▶ [DATA IN THIS EXERCISE]:
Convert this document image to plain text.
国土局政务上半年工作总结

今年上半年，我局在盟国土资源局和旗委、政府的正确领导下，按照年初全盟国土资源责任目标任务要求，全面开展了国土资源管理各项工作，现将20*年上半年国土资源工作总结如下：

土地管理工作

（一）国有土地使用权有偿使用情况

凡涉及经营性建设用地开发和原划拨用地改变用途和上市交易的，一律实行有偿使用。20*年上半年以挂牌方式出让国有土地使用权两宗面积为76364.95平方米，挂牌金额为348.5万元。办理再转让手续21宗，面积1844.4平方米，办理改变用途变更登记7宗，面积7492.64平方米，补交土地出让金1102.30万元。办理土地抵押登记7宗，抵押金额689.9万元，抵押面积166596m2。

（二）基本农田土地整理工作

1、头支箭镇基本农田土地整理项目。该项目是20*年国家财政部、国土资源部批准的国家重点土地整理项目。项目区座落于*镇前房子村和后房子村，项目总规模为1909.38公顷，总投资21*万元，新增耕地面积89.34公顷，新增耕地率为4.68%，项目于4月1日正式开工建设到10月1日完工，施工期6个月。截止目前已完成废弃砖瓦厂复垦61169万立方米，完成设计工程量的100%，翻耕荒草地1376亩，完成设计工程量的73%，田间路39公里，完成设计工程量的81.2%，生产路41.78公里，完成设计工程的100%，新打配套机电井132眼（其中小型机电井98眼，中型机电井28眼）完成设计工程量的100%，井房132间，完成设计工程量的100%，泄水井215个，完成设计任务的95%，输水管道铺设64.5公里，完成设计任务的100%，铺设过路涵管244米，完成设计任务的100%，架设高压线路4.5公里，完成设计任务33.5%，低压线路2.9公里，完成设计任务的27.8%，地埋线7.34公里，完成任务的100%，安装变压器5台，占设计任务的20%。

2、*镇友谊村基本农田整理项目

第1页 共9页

▶ [SHORT EXERCISE]: Write every record out again, unaltered.

▶ [TASK OUTPUT]:
Convert this document image to plain text.
国土局政务上半年工作总结

今年上半年，我局在盟国土资源局和旗委、政府的正确领导下，按照年初全盟国土资源责任目标任务要求，全面开展了国土资源管理各项工作，现将20*年上半年国土资源工作总结如下：

土地管理工作

（一）国有土地使用权有偿使用情况

凡涉及经营性建设用地开发和原划拨用地改变用途和上市交易的，一律实行有偿使用。20*年上半年以挂牌方式出让国有土地使用权两宗面积为76364.95平方米，挂牌金额为348.5万元。办理再转让手续21宗，面积1844.4平方米，办理改变用途变更登记7宗，面积7492.64平方米，补交土地出让金1102.30万元。办理土地抵押登记7宗，抵押金额689.9万元，抵押面积166596m2。

（二）基本农田土地整理工作

1、头支箭镇基本农田土地整理项目。该项目是20*年国家财政部、国土资源部批准的国家重点土地整理项目。项目区座落于*镇前房子村和后房子村，项目总规模为1909.38公顷，总投资21*万元，新增耕地面积89.34公顷，新增耕地率为4.68%，项目于4月1日正式开工建设到10月1日完工，施工期6个月。截止目前已完成废弃砖瓦厂复垦61169万立方米，完成设计工程量的100%，翻耕荒草地1376亩，完成设计工程量的73%，田间路39公里，完成设计工程量的81.2%，生产路41.78公里，完成设计工程的100%，新打配套机电井132眼（其中小型机电井98眼，中型机电井28眼）完成设计工程量的100%，井房132间，完成设计工程量的100%，泄水井215个，完成设计任务的95%，输水管道铺设64.5公里，完成设计任务的100%，铺设过路涵管244米，完成设计任务的100%，架设高压线路4.5公里，完成设计任务33.5%，低压线路2.9公里，完成设计任务的27.8%，地埋线7.34公里，完成任务的100%，安装变压器5台，占设计任务的20%。

2、*镇友谊村基本农田整理项目

第1页 共9页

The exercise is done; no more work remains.